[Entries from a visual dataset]
[Begin]

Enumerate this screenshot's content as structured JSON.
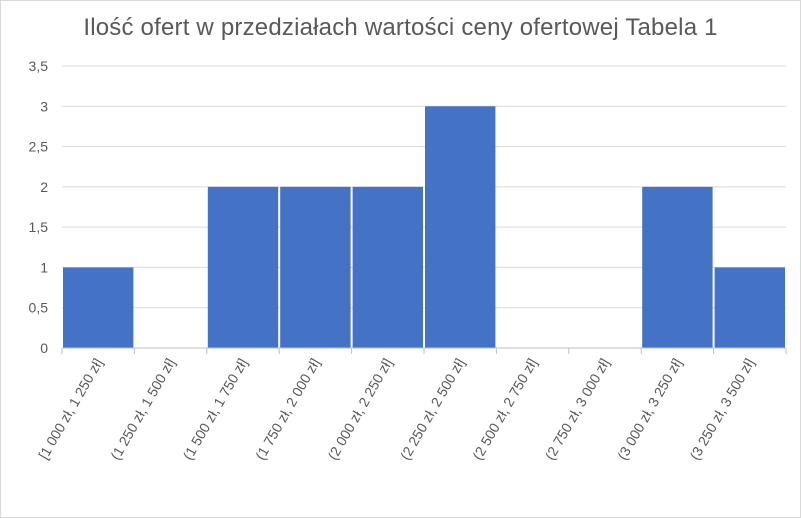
{
  "chart_data": {
    "type": "bar",
    "title": "Ilość ofert w przedziałach wartości ceny ofertowej Tabela 1",
    "xlabel": "",
    "ylabel": "",
    "categories": [
      "[1 000 zł, 1 250 zł]",
      "(1 250 zł, 1 500 zł]",
      "(1 500 zł, 1 750 zł]",
      "(1 750 zł, 2 000 zł]",
      "(2 000 zł, 2 250 zł]",
      "(2 250 zł, 2 500 zł]",
      "(2 500 zł, 2 750 zł]",
      "(2 750 zł, 3 000 zł]",
      "(3 000 zł, 3 250 zł]",
      "(3 250 zł, 3 500 zł]"
    ],
    "values": [
      1,
      0,
      2,
      2,
      2,
      3,
      0,
      0,
      2,
      1
    ],
    "ylim": [
      0,
      3.5
    ],
    "yticks": [
      "0",
      "0,5",
      "1",
      "1,5",
      "2",
      "2,5",
      "3",
      "3,5"
    ],
    "grid": true,
    "legend": "none",
    "colors": {
      "bar": "#4472C4",
      "grid": "#d9d9d9",
      "text": "#595959"
    }
  }
}
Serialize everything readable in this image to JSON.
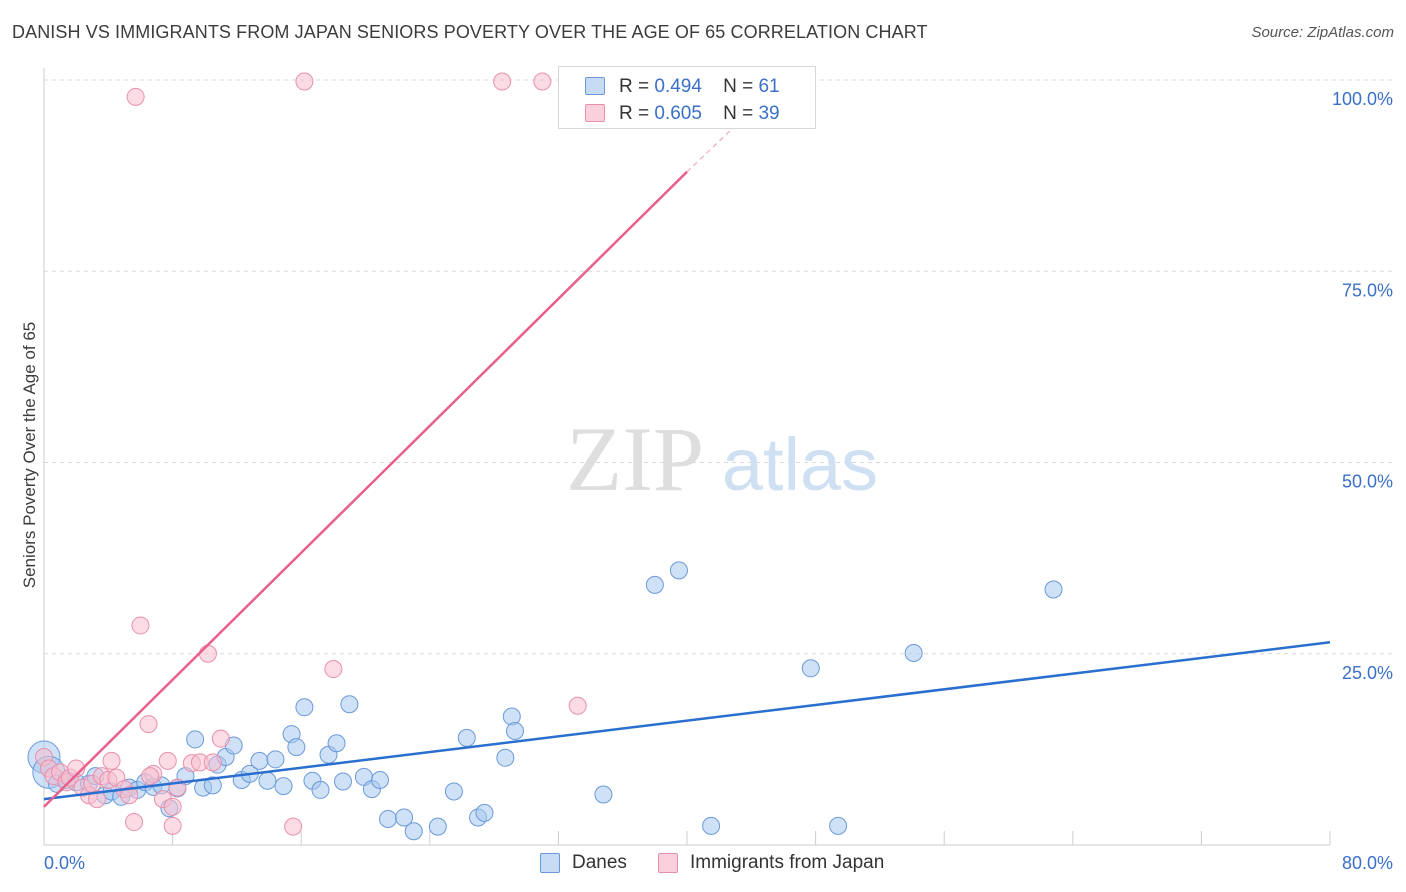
{
  "title": "DANISH VS IMMIGRANTS FROM JAPAN SENIORS POVERTY OVER THE AGE OF 65 CORRELATION CHART",
  "source": "Source: ZipAtlas.com",
  "watermark": {
    "zip": "ZIP",
    "atlas": "atlas"
  },
  "legend": {
    "r_label": "R =",
    "n_label": "N =",
    "rows": [
      {
        "r": "0.494",
        "n": "61",
        "color": "#a8c8f0",
        "stroke": "#6a9ad8"
      },
      {
        "r": "0.605",
        "n": "39",
        "color": "#f8c0d0",
        "stroke": "#e890aa"
      }
    ]
  },
  "bottom_legend": {
    "danes": "Danes",
    "japan": "Immigrants from Japan"
  },
  "chart_data": {
    "type": "scatter",
    "title": "DANISH VS IMMIGRANTS FROM JAPAN SENIORS POVERTY OVER THE AGE OF 65 CORRELATION CHART",
    "xlabel": "",
    "ylabel": "Seniors Poverty Over the Age of 65",
    "xlim": [
      0,
      80
    ],
    "ylim": [
      0,
      100
    ],
    "x_tick_labels": [
      "0.0%",
      "80.0%"
    ],
    "y_tick_labels": [
      "25.0%",
      "50.0%",
      "75.0%",
      "100.0%"
    ],
    "y_ticks": [
      25,
      50,
      75,
      100
    ],
    "grid": true,
    "legend_position": "top-center",
    "colors": {
      "danes": "#a8c8f0",
      "danes_stroke": "#6a9ad8",
      "danes_line": "#2a6fd0",
      "japan": "#f8c0d0",
      "japan_stroke": "#e890aa",
      "japan_line": "#e8608a",
      "tick_text": "#3a70c8"
    },
    "series": [
      {
        "name": "Danes",
        "r": 0.494,
        "n": 61,
        "trend": {
          "x0": 0,
          "y0": 6.0,
          "x1": 80,
          "y1": 26.5
        },
        "points": [
          [
            0.0,
            11.5,
            "L"
          ],
          [
            0.3,
            9.5,
            "L"
          ],
          [
            0.8,
            8.0
          ],
          [
            1.4,
            8.5
          ],
          [
            2.0,
            8.2
          ],
          [
            2.8,
            8.0
          ],
          [
            3.2,
            9.0
          ],
          [
            3.8,
            6.5
          ],
          [
            4.2,
            7.0
          ],
          [
            4.8,
            6.3
          ],
          [
            5.3,
            7.5
          ],
          [
            5.8,
            7.2
          ],
          [
            6.3,
            8.2
          ],
          [
            6.8,
            7.6
          ],
          [
            7.3,
            7.8
          ],
          [
            7.8,
            4.8
          ],
          [
            8.3,
            7.4
          ],
          [
            8.8,
            9.0
          ],
          [
            9.4,
            13.8
          ],
          [
            9.9,
            7.5
          ],
          [
            10.5,
            7.8
          ],
          [
            10.8,
            10.5
          ],
          [
            11.3,
            11.5
          ],
          [
            11.8,
            13.0
          ],
          [
            12.3,
            8.5
          ],
          [
            12.8,
            9.3
          ],
          [
            13.4,
            11.0
          ],
          [
            13.9,
            8.4
          ],
          [
            14.4,
            11.2
          ],
          [
            14.9,
            7.7
          ],
          [
            15.4,
            14.5
          ],
          [
            15.7,
            12.8
          ],
          [
            16.2,
            18.0
          ],
          [
            16.7,
            8.4
          ],
          [
            17.2,
            7.2
          ],
          [
            17.7,
            11.8
          ],
          [
            18.2,
            13.3
          ],
          [
            18.6,
            8.3
          ],
          [
            19.0,
            18.4
          ],
          [
            19.9,
            8.9
          ],
          [
            20.4,
            7.3
          ],
          [
            20.9,
            8.5
          ],
          [
            21.4,
            3.4
          ],
          [
            22.4,
            3.6
          ],
          [
            23.0,
            1.8
          ],
          [
            24.5,
            2.4
          ],
          [
            25.5,
            7.0
          ],
          [
            26.3,
            14.0
          ],
          [
            27.0,
            3.6
          ],
          [
            27.4,
            4.2
          ],
          [
            28.7,
            11.4
          ],
          [
            29.1,
            16.8
          ],
          [
            29.3,
            14.9
          ],
          [
            34.8,
            6.6
          ],
          [
            38.0,
            34.0
          ],
          [
            39.5,
            35.9
          ],
          [
            41.5,
            2.5
          ],
          [
            47.7,
            23.1
          ],
          [
            49.4,
            2.5
          ],
          [
            54.1,
            25.1
          ],
          [
            62.8,
            33.4
          ]
        ]
      },
      {
        "name": "Immigrants from Japan",
        "r": 0.605,
        "n": 39,
        "trend": {
          "x0": 0,
          "y0": 5.0,
          "x1": 40,
          "y1": 88.0,
          "dash_to_x": 43.5,
          "dash_to_y": 95.0
        },
        "points": [
          [
            0.0,
            11.5
          ],
          [
            0.3,
            10.0
          ],
          [
            0.6,
            9.0
          ],
          [
            1.0,
            9.5
          ],
          [
            1.4,
            8.2
          ],
          [
            1.6,
            8.8
          ],
          [
            2.0,
            10.0
          ],
          [
            2.4,
            7.5
          ],
          [
            2.8,
            6.5
          ],
          [
            3.0,
            8.0
          ],
          [
            3.3,
            6.0
          ],
          [
            3.6,
            9.0
          ],
          [
            4.0,
            8.5
          ],
          [
            4.2,
            11.0
          ],
          [
            4.5,
            8.8
          ],
          [
            5.0,
            7.3
          ],
          [
            5.3,
            6.5
          ],
          [
            5.6,
            3.0
          ],
          [
            6.0,
            28.7
          ],
          [
            6.5,
            15.8
          ],
          [
            6.8,
            9.3
          ],
          [
            7.4,
            6.0
          ],
          [
            7.7,
            11.0
          ],
          [
            8.0,
            2.5
          ],
          [
            8.0,
            5.0
          ],
          [
            8.3,
            7.5
          ],
          [
            9.2,
            10.7
          ],
          [
            9.7,
            10.8
          ],
          [
            10.2,
            25.0
          ],
          [
            10.5,
            10.8
          ],
          [
            11.0,
            13.9
          ],
          [
            15.5,
            2.4
          ],
          [
            16.2,
            99.8
          ],
          [
            18.0,
            23.0
          ],
          [
            28.5,
            99.8
          ],
          [
            31.0,
            99.8
          ],
          [
            33.2,
            18.2
          ],
          [
            5.7,
            97.8
          ],
          [
            6.6,
            9.0
          ]
        ]
      }
    ]
  }
}
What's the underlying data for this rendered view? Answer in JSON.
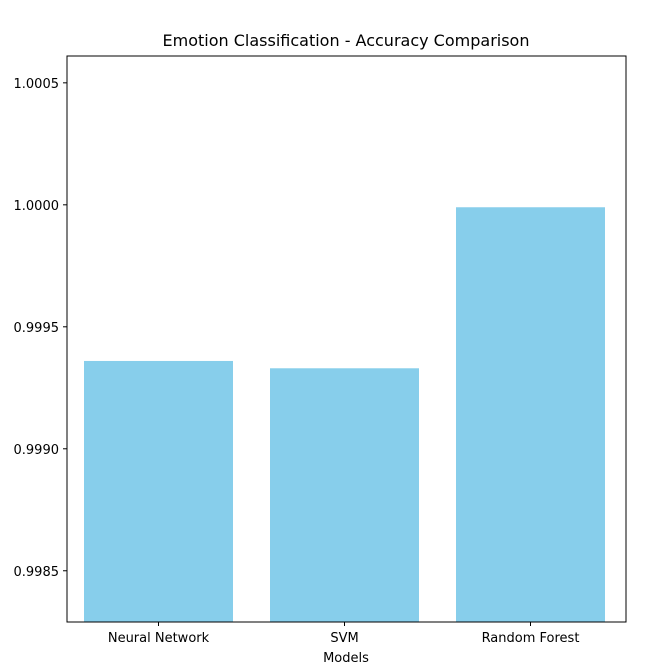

[End]

- [TASK PROMPT]: What you return should match the records above word for word, minus the pictures.

- [WRITTEN SOLUTION]:
Enumerate this screenshot's content as structured JSON.
{
  "chart_data": {
    "type": "bar",
    "title": "Ilość ofert w przedziałach wartości ceny ofertowej Tabela 1",
    "xlabel": "",
    "ylabel": "",
    "categories": [
      "[1 000 zł, 1 250 zł]",
      "(1 250 zł, 1 500 zł]",
      "(1 500 zł, 1 750 zł]",
      "(1 750 zł, 2 000 zł]",
      "(2 000 zł, 2 250 zł]",
      "(2 250 zł, 2 500 zł]",
      "(2 500 zł, 2 750 zł]",
      "(2 750 zł, 3 000 zł]",
      "(3 000 zł, 3 250 zł]",
      "(3 250 zł, 3 500 zł]"
    ],
    "values": [
      1,
      0,
      2,
      2,
      2,
      3,
      0,
      0,
      2,
      1
    ],
    "ylim": [
      0,
      3.5
    ],
    "yticks": [
      "0",
      "0,5",
      "1",
      "1,5",
      "2",
      "2,5",
      "3",
      "3,5"
    ],
    "grid": true,
    "legend": "none",
    "colors": {
      "bar": "#4472C4",
      "grid": "#d9d9d9",
      "text": "#595959"
    }
  }
}
Serialize everything readable in this image to JSON.
{
  "title": "DANISH VS IMMIGRANTS FROM JAPAN SENIORS POVERTY OVER THE AGE OF 65 CORRELATION CHART",
  "source": "Source: ZipAtlas.com",
  "watermark": {
    "zip": "ZIP",
    "atlas": "atlas"
  },
  "legend": {
    "r_label": "R =",
    "n_label": "N =",
    "rows": [
      {
        "r": "0.494",
        "n": "61",
        "color": "#a8c8f0",
        "stroke": "#6a9ad8"
      },
      {
        "r": "0.605",
        "n": "39",
        "color": "#f8c0d0",
        "stroke": "#e890aa"
      }
    ]
  },
  "bottom_legend": {
    "danes": "Danes",
    "japan": "Immigrants from Japan"
  },
  "chart_data": {
    "type": "scatter",
    "title": "DANISH VS IMMIGRANTS FROM JAPAN SENIORS POVERTY OVER THE AGE OF 65 CORRELATION CHART",
    "xlabel": "",
    "ylabel": "Seniors Poverty Over the Age of 65",
    "xlim": [
      0,
      80
    ],
    "ylim": [
      0,
      100
    ],
    "x_tick_labels": [
      "0.0%",
      "80.0%"
    ],
    "y_tick_labels": [
      "25.0%",
      "50.0%",
      "75.0%",
      "100.0%"
    ],
    "y_ticks": [
      25,
      50,
      75,
      100
    ],
    "grid": true,
    "legend_position": "top-center",
    "colors": {
      "danes": "#a8c8f0",
      "danes_stroke": "#6a9ad8",
      "danes_line": "#2a6fd0",
      "japan": "#f8c0d0",
      "japan_stroke": "#e890aa",
      "japan_line": "#e8608a",
      "tick_text": "#3a70c8"
    },
    "series": [
      {
        "name": "Danes",
        "r": 0.494,
        "n": 61,
        "trend": {
          "x0": 0,
          "y0": 6.0,
          "x1": 80,
          "y1": 26.5
        },
        "points": [
          [
            0.0,
            11.5,
            "L"
          ],
          [
            0.3,
            9.5,
            "L"
          ],
          [
            0.8,
            8.0
          ],
          [
            1.4,
            8.5
          ],
          [
            2.0,
            8.2
          ],
          [
            2.8,
            8.0
          ],
          [
            3.2,
            9.0
          ],
          [
            3.8,
            6.5
          ],
          [
            4.2,
            7.0
          ],
          [
            4.8,
            6.3
          ],
          [
            5.3,
            7.5
          ],
          [
            5.8,
            7.2
          ],
          [
            6.3,
            8.2
          ],
          [
            6.8,
            7.6
          ],
          [
            7.3,
            7.8
          ],
          [
            7.8,
            4.8
          ],
          [
            8.3,
            7.4
          ],
          [
            8.8,
            9.0
          ],
          [
            9.4,
            13.8
          ],
          [
            9.9,
            7.5
          ],
          [
            10.5,
            7.8
          ],
          [
            10.8,
            10.5
          ],
          [
            11.3,
            11.5
          ],
          [
            11.8,
            13.0
          ],
          [
            12.3,
            8.5
          ],
          [
            12.8,
            9.3
          ],
          [
            13.4,
            11.0
          ],
          [
            13.9,
            8.4
          ],
          [
            14.4,
            11.2
          ],
          [
            14.9,
            7.7
          ],
          [
            15.4,
            14.5
          ],
          [
            15.7,
            12.8
          ],
          [
            16.2,
            18.0
          ],
          [
            16.7,
            8.4
          ],
          [
            17.2,
            7.2
          ],
          [
            17.7,
            11.8
          ],
          [
            18.2,
            13.3
          ],
          [
            18.6,
            8.3
          ],
          [
            19.0,
            18.4
          ],
          [
            19.9,
            8.9
          ],
          [
            20.4,
            7.3
          ],
          [
            20.9,
            8.5
          ],
          [
            21.4,
            3.4
          ],
          [
            22.4,
            3.6
          ],
          [
            23.0,
            1.8
          ],
          [
            24.5,
            2.4
          ],
          [
            25.5,
            7.0
          ],
          [
            26.3,
            14.0
          ],
          [
            27.0,
            3.6
          ],
          [
            27.4,
            4.2
          ],
          [
            28.7,
            11.4
          ],
          [
            29.1,
            16.8
          ],
          [
            29.3,
            14.9
          ],
          [
            34.8,
            6.6
          ],
          [
            38.0,
            34.0
          ],
          [
            39.5,
            35.9
          ],
          [
            41.5,
            2.5
          ],
          [
            47.7,
            23.1
          ],
          [
            49.4,
            2.5
          ],
          [
            54.1,
            25.1
          ],
          [
            62.8,
            33.4
          ]
        ]
      },
      {
        "name": "Immigrants from Japan",
        "r": 0.605,
        "n": 39,
        "trend": {
          "x0": 0,
          "y0": 5.0,
          "x1": 40,
          "y1": 88.0,
          "dash_to_x": 43.5,
          "dash_to_y": 95.0
        },
        "points": [
          [
            0.0,
            11.5
          ],
          [
            0.3,
            10.0
          ],
          [
            0.6,
            9.0
          ],
          [
            1.0,
            9.5
          ],
          [
            1.4,
            8.2
          ],
          [
            1.6,
            8.8
          ],
          [
            2.0,
            10.0
          ],
          [
            2.4,
            7.5
          ],
          [
            2.8,
            6.5
          ],
          [
            3.0,
            8.0
          ],
          [
            3.3,
            6.0
          ],
          [
            3.6,
            9.0
          ],
          [
            4.0,
            8.5
          ],
          [
            4.2,
            11.0
          ],
          [
            4.5,
            8.8
          ],
          [
            5.0,
            7.3
          ],
          [
            5.3,
            6.5
          ],
          [
            5.6,
            3.0
          ],
          [
            6.0,
            28.7
          ],
          [
            6.5,
            15.8
          ],
          [
            6.8,
            9.3
          ],
          [
            7.4,
            6.0
          ],
          [
            7.7,
            11.0
          ],
          [
            8.0,
            2.5
          ],
          [
            8.0,
            5.0
          ],
          [
            8.3,
            7.5
          ],
          [
            9.2,
            10.7
          ],
          [
            9.7,
            10.8
          ],
          [
            10.2,
            25.0
          ],
          [
            10.5,
            10.8
          ],
          [
            11.0,
            13.9
          ],
          [
            15.5,
            2.4
          ],
          [
            16.2,
            99.8
          ],
          [
            18.0,
            23.0
          ],
          [
            28.5,
            99.8
          ],
          [
            31.0,
            99.8
          ],
          [
            33.2,
            18.2
          ],
          [
            5.7,
            97.8
          ],
          [
            6.6,
            9.0
          ]
        ]
      }
    ]
  }
}
What's the underlying data for this rendered view? Answer in JSON.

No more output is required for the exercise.